Stored data
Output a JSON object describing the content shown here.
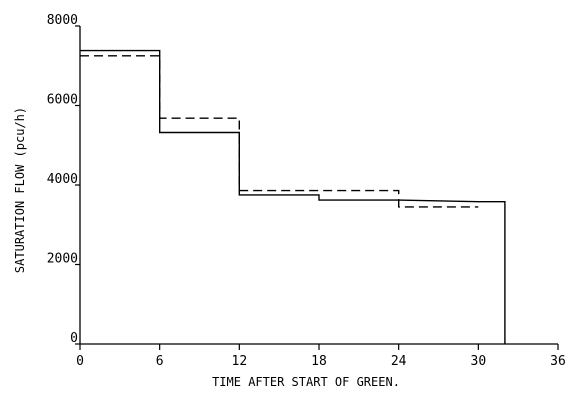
{
  "chart_data": {
    "type": "line",
    "title": "",
    "xlabel": "TIME AFTER START OF GREEN.",
    "ylabel": "SATURATION FLOW (pcu/h)",
    "xlim": [
      0,
      36
    ],
    "ylim": [
      0,
      8000
    ],
    "x_ticks": [
      0,
      6,
      12,
      18,
      24,
      30,
      36
    ],
    "y_ticks": [
      0,
      2000,
      4000,
      6000,
      8000
    ],
    "x_tick_labels": [
      "0",
      "6",
      "12",
      "18",
      "24",
      "30",
      "36"
    ],
    "y_tick_labels": [
      "0",
      "2000",
      "4000",
      "6000",
      "8000"
    ],
    "grid": false,
    "legend": "none",
    "series": [
      {
        "style": "solid",
        "x": [
          0,
          6,
          6,
          12,
          12,
          18,
          18,
          24,
          24,
          30,
          32,
          32
        ],
        "y": [
          7380,
          7380,
          5320,
          5320,
          3750,
          3750,
          3620,
          3620,
          3620,
          3580,
          3580,
          0
        ]
      },
      {
        "style": "dashed",
        "x": [
          0,
          6,
          6,
          12,
          12,
          24,
          24,
          30
        ],
        "y": [
          7250,
          7250,
          5680,
          5680,
          3860,
          3860,
          3450,
          3450
        ]
      }
    ],
    "colors": {
      "line": "#000000",
      "axis": "#000000"
    }
  }
}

■ BRIEF:
Copy out the records above in full, exactly as written, but not the pictures.

■ TASK ANSWER:
Output a JSON object describing the content shown here.
{
  "chart_data": {
    "type": "line",
    "title": "",
    "xlabel": "TIME AFTER START OF GREEN.",
    "ylabel": "SATURATION FLOW (pcu/h)",
    "xlim": [
      0,
      36
    ],
    "ylim": [
      0,
      8000
    ],
    "x_ticks": [
      0,
      6,
      12,
      18,
      24,
      30,
      36
    ],
    "y_ticks": [
      0,
      2000,
      4000,
      6000,
      8000
    ],
    "x_tick_labels": [
      "0",
      "6",
      "12",
      "18",
      "24",
      "30",
      "36"
    ],
    "y_tick_labels": [
      "0",
      "2000",
      "4000",
      "6000",
      "8000"
    ],
    "grid": false,
    "legend": "none",
    "series": [
      {
        "style": "solid",
        "x": [
          0,
          6,
          6,
          12,
          12,
          18,
          18,
          24,
          24,
          30,
          32,
          32
        ],
        "y": [
          7380,
          7380,
          5320,
          5320,
          3750,
          3750,
          3620,
          3620,
          3620,
          3580,
          3580,
          0
        ]
      },
      {
        "style": "dashed",
        "x": [
          0,
          6,
          6,
          12,
          12,
          24,
          24,
          30
        ],
        "y": [
          7250,
          7250,
          5680,
          5680,
          3860,
          3860,
          3450,
          3450
        ]
      }
    ],
    "colors": {
      "line": "#000000",
      "axis": "#000000"
    }
  }
}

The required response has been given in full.